### [TO BE DONE]
Can you write out the whole listing exactly?

### [EXTRACTED DATA]

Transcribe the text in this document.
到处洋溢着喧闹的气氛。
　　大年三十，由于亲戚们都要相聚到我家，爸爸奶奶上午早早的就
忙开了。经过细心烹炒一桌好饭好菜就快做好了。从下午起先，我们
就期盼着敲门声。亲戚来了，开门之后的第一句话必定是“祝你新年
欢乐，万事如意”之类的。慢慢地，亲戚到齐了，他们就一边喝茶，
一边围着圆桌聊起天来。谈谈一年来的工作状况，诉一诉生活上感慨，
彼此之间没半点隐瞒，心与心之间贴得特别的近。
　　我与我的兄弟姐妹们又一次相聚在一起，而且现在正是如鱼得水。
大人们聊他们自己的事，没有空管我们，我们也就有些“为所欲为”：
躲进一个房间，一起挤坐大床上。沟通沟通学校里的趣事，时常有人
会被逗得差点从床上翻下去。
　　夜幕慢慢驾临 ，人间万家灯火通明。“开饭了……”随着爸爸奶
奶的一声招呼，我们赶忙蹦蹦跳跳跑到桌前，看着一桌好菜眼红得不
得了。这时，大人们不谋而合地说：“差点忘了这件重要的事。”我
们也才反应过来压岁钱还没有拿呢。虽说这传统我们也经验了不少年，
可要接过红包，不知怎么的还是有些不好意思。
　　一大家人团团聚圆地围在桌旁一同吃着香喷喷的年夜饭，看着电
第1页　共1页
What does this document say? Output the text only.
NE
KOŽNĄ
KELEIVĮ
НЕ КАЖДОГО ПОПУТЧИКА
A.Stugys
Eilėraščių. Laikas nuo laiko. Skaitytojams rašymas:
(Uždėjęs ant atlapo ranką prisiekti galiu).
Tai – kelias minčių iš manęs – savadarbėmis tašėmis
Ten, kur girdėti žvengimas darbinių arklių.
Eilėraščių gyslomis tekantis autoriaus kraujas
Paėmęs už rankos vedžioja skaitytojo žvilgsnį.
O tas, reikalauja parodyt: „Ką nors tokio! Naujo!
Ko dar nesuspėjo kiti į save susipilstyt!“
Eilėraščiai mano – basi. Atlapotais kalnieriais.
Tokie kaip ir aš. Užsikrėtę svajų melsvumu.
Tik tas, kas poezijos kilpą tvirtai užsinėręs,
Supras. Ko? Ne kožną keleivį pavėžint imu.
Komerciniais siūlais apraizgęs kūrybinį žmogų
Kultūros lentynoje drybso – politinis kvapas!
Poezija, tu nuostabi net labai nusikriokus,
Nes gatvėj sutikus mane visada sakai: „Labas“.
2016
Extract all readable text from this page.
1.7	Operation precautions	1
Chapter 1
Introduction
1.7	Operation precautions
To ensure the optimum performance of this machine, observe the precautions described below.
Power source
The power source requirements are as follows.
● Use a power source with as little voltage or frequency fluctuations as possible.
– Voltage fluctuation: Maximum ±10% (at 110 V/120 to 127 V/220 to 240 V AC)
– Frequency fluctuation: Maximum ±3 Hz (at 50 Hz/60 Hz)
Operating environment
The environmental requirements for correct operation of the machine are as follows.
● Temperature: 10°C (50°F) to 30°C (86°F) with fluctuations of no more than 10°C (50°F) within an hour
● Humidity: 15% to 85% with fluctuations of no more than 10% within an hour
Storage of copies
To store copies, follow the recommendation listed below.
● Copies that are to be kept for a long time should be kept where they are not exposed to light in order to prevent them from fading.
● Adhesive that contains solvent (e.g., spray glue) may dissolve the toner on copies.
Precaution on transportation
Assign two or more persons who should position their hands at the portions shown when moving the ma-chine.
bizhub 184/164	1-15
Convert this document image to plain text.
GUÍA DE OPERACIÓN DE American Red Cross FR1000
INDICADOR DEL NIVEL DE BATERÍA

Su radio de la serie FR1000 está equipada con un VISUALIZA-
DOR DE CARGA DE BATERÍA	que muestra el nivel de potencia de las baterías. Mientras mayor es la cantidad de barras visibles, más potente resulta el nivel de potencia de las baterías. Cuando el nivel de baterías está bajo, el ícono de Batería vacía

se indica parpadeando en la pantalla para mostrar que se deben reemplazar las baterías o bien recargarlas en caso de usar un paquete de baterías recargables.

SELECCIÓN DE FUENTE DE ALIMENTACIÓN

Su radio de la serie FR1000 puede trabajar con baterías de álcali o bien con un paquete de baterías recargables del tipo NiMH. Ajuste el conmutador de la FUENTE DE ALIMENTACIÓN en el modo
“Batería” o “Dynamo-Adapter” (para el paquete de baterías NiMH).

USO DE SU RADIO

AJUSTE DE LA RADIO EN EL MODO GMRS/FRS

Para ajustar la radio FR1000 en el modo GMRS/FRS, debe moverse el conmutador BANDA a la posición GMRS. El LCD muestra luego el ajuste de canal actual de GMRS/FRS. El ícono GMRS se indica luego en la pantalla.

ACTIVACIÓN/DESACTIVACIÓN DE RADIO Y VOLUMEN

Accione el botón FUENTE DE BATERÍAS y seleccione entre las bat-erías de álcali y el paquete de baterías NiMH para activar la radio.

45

### [TASK SOLUTION]
Transcribe the text in this document.
到处洋溢着喧闹的气氛。
　　大年三十，由于亲戚们都要相聚到我家，爸爸奶奶上午早早的就
忙开了。经过细心烹炒一桌好饭好菜就快做好了。从下午起先，我们
就期盼着敲门声。亲戚来了，开门之后的第一句话必定是“祝你新年
欢乐，万事如意”之类的。慢慢地，亲戚到齐了，他们就一边喝茶，
一边围着圆桌聊起天来。谈谈一年来的工作状况，诉一诉生活上感慨，
彼此之间没半点隐瞒，心与心之间贴得特别的近。
　　我与我的兄弟姐妹们又一次相聚在一起，而且现在正是如鱼得水。
大人们聊他们自己的事，没有空管我们，我们也就有些“为所欲为”：
躲进一个房间，一起挤坐大床上。沟通沟通学校里的趣事，时常有人
会被逗得差点从床上翻下去。
　　夜幕慢慢驾临 ，人间万家灯火通明。“开饭了……”随着爸爸奶
奶的一声招呼，我们赶忙蹦蹦跳跳跑到桌前，看着一桌好菜眼红得不
得了。这时，大人们不谋而合地说：“差点忘了这件重要的事。”我
们也才反应过来压岁钱还没有拿呢。虽说这传统我们也经验了不少年，
可要接过红包，不知怎么的还是有些不好意思。
　　一大家人团团聚圆地围在桌旁一同吃着香喷喷的年夜饭，看着电
第1页　共1页
What does this document say? Output the text only.
NE
KOŽNĄ
KELEIVĮ
НЕ КАЖДОГО ПОПУТЧИКА
A.Stugys
Eilėraščių. Laikas nuo laiko. Skaitytojams rašymas:
(Uždėjęs ant atlapo ranką prisiekti galiu).
Tai – kelias minčių iš manęs – savadarbėmis tašėmis
Ten, kur girdėti žvengimas darbinių arklių.
Eilėraščių gyslomis tekantis autoriaus kraujas
Paėmęs už rankos vedžioja skaitytojo žvilgsnį.
O tas, reikalauja parodyt: „Ką nors tokio! Naujo!
Ko dar nesuspėjo kiti į save susipilstyt!“
Eilėraščiai mano – basi. Atlapotais kalnieriais.
Tokie kaip ir aš. Užsikrėtę svajų melsvumu.
Tik tas, kas poezijos kilpą tvirtai užsinėręs,
Supras. Ko? Ne kožną keleivį pavėžint imu.
Komerciniais siūlais apraizgęs kūrybinį žmogų
Kultūros lentynoje drybso – politinis kvapas!
Poezija, tu nuostabi net labai nusikriokus,
Nes gatvėj sutikus mane visada sakai: „Labas“.
2016
Extract all readable text from this page.
1.7	Operation precautions	1
Chapter 1
Introduction
1.7	Operation precautions
To ensure the optimum performance of this machine, observe the precautions described below.
Power source
The power source requirements are as follows.
● Use a power source with as little voltage or frequency fluctuations as possible.
– Voltage fluctuation: Maximum ±10% (at 110 V/120 to 127 V/220 to 240 V AC)
– Frequency fluctuation: Maximum ±3 Hz (at 50 Hz/60 Hz)
Operating environment
The environmental requirements for correct operation of the machine are as follows.
● Temperature: 10°C (50°F) to 30°C (86°F) with fluctuations of no more than 10°C (50°F) within an hour
● Humidity: 15% to 85% with fluctuations of no more than 10% within an hour
Storage of copies
To store copies, follow the recommendation listed below.
● Copies that are to be kept for a long time should be kept where they are not exposed to light in order to prevent them from fading.
● Adhesive that contains solvent (e.g., spray glue) may dissolve the toner on copies.
Precaution on transportation
Assign two or more persons who should position their hands at the portions shown when moving the ma-chine.
bizhub 184/164	1-15
Convert this document image to plain text.
GUÍA DE OPERACIÓN DE American Red Cross FR1000
INDICADOR DEL NIVEL DE BATERÍA

Su radio de la serie FR1000 está equipada con un VISUALIZA-
DOR DE CARGA DE BATERÍA	que muestra el nivel de potencia de las baterías. Mientras mayor es la cantidad de barras visibles, más potente resulta el nivel de potencia de las baterías. Cuando el nivel de baterías está bajo, el ícono de Batería vacía

se indica parpadeando en la pantalla para mostrar que se deben reemplazar las baterías o bien recargarlas en caso de usar un paquete de baterías recargables.

SELECCIÓN DE FUENTE DE ALIMENTACIÓN

Su radio de la serie FR1000 puede trabajar con baterías de álcali o bien con un paquete de baterías recargables del tipo NiMH. Ajuste el conmutador de la FUENTE DE ALIMENTACIÓN en el modo
“Batería” o “Dynamo-Adapter” (para el paquete de baterías NiMH).

USO DE SU RADIO

AJUSTE DE LA RADIO EN EL MODO GMRS/FRS

Para ajustar la radio FR1000 en el modo GMRS/FRS, debe moverse el conmutador BANDA a la posición GMRS. El LCD muestra luego el ajuste de canal actual de GMRS/FRS. El ícono GMRS se indica luego en la pantalla.

ACTIVACIÓN/DESACTIVACIÓN DE RADIO Y VOLUMEN

Accione el botón FUENTE DE BATERÍAS y seleccione entre las bat-erías de álcali y el paquete de baterías NiMH para activar la radio.

45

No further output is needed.